» **To be done**
In the data below, find each line containing the string "Administration" and return it.

········

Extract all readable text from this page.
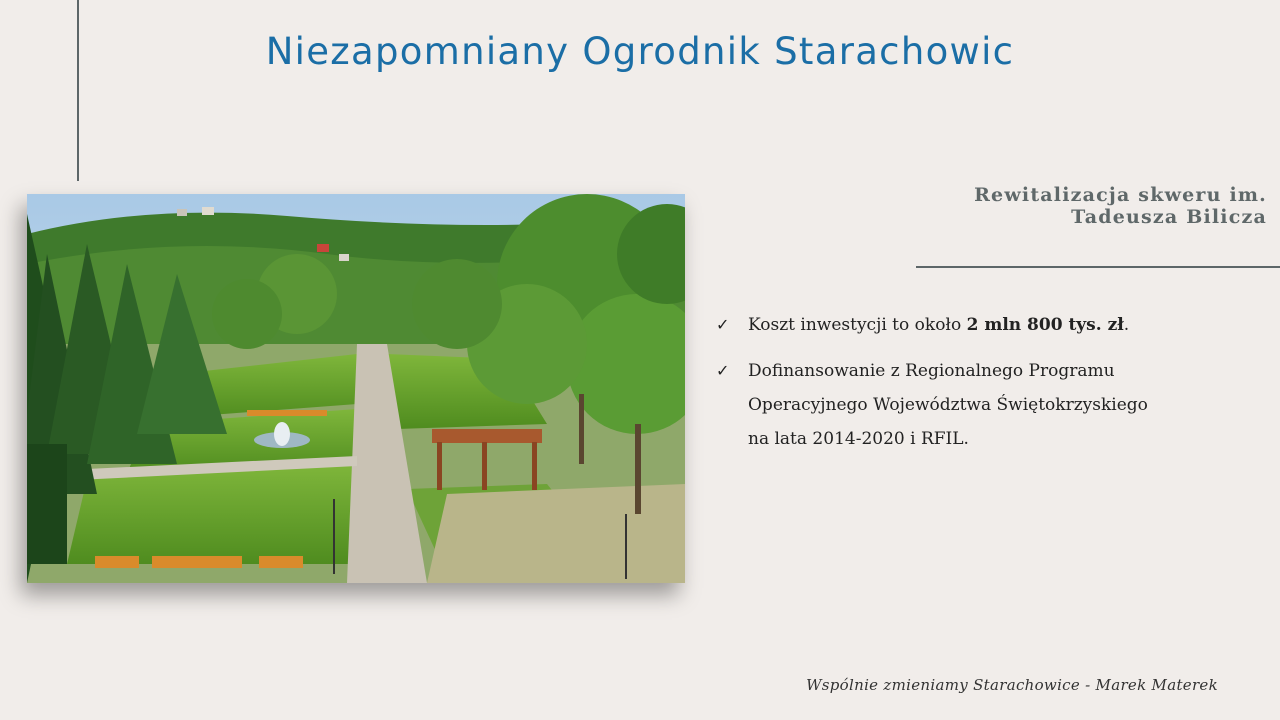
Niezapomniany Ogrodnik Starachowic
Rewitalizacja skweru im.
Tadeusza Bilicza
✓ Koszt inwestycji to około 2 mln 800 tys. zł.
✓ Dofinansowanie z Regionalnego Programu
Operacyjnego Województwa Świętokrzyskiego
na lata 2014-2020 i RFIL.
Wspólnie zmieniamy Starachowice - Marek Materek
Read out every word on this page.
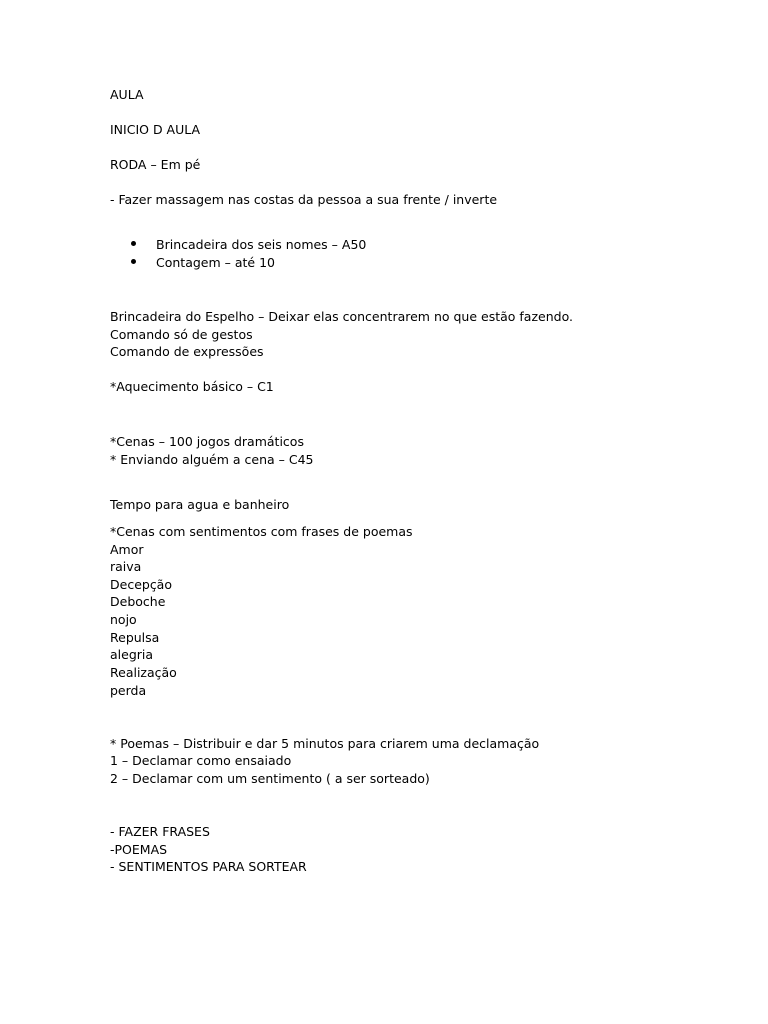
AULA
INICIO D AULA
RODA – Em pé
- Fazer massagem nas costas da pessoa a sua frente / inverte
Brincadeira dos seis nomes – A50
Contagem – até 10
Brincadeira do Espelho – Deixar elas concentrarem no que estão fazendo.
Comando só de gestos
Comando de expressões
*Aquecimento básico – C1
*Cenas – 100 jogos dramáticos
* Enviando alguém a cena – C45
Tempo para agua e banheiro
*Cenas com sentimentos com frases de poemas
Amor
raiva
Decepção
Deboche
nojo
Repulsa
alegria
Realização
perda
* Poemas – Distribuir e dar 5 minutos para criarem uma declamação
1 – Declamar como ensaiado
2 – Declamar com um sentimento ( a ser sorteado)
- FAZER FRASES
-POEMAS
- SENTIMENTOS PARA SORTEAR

········

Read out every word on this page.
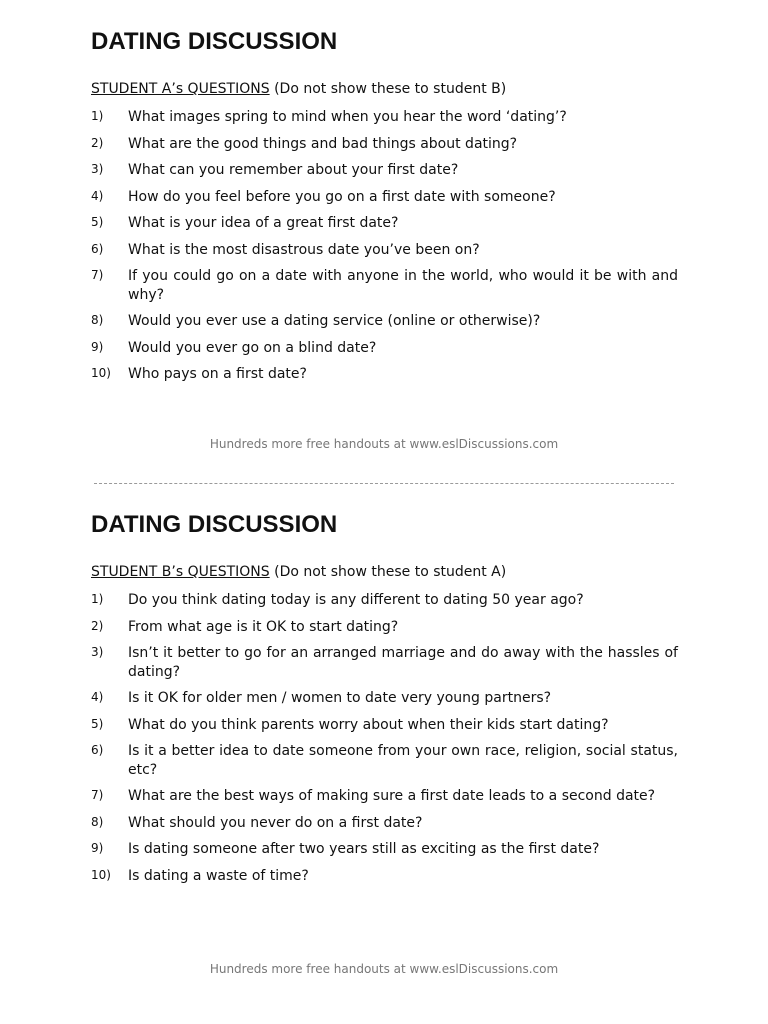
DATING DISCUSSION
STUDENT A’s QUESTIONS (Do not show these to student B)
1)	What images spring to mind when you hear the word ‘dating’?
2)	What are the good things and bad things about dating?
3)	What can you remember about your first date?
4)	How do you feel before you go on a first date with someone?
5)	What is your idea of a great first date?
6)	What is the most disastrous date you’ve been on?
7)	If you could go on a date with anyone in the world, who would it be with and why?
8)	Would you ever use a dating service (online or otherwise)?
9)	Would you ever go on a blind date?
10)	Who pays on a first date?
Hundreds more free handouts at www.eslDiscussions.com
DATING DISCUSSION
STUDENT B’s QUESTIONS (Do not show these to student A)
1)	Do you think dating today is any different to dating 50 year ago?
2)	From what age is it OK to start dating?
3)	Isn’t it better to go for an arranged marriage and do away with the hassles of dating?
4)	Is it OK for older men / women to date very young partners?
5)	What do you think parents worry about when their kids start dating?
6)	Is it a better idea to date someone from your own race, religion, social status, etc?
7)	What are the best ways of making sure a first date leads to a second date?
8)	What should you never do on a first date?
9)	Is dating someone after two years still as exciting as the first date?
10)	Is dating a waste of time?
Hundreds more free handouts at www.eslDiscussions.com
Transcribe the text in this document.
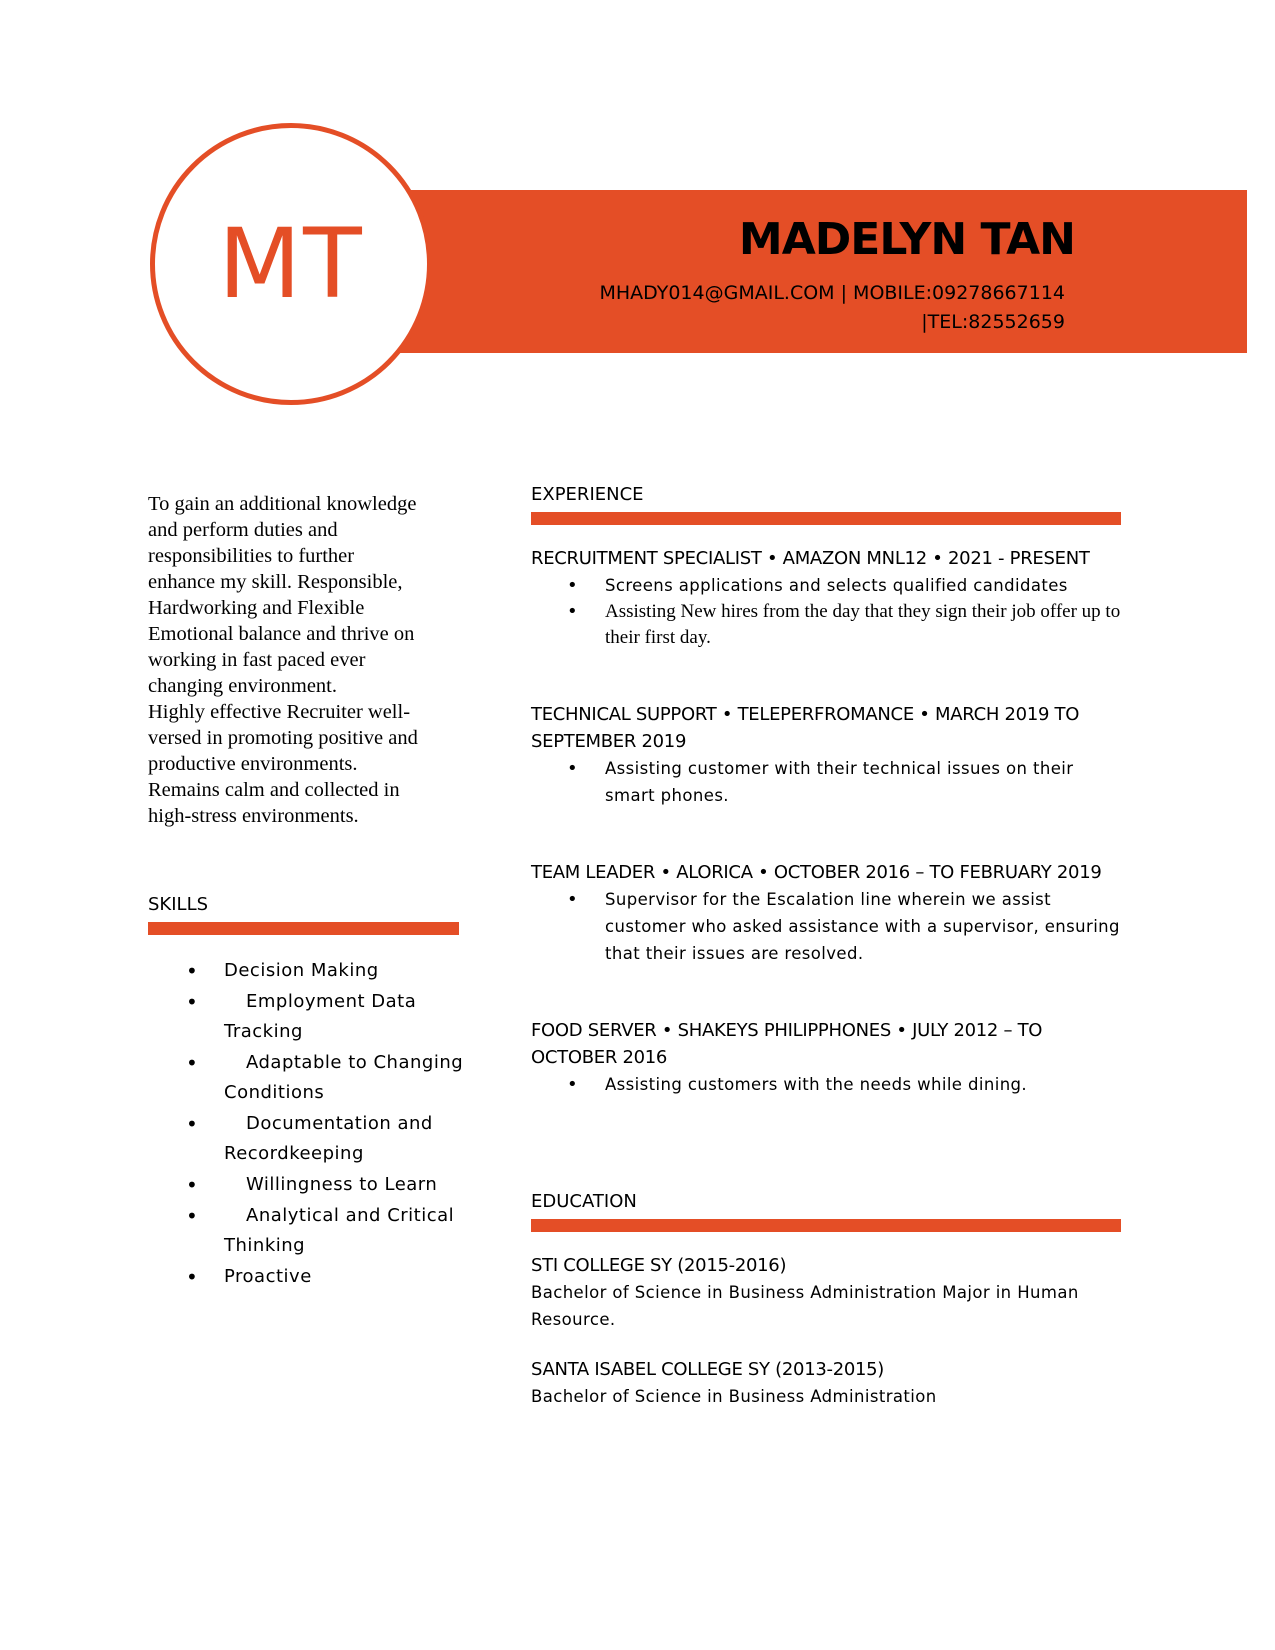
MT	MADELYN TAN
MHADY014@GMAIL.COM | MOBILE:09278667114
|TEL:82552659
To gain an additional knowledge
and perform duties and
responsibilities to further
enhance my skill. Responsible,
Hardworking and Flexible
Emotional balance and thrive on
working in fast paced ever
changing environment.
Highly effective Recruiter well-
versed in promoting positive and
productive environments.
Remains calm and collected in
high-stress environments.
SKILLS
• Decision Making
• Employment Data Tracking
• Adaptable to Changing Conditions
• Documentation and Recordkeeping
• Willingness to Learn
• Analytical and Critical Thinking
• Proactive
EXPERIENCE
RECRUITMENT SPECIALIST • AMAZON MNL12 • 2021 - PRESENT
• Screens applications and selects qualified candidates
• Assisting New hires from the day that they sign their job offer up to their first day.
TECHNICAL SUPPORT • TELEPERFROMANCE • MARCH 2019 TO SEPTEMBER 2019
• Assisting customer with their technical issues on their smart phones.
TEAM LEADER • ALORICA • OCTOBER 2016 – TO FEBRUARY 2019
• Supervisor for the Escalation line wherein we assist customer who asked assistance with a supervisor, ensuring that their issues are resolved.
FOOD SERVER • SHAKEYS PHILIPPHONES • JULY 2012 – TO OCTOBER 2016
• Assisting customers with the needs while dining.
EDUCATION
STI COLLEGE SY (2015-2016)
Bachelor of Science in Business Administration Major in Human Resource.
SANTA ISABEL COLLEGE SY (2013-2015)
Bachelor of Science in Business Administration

········

» **Task answer**
Bachelor of Science in Business Administration Major in Human Resource.
Bachelor of Science in Business Administration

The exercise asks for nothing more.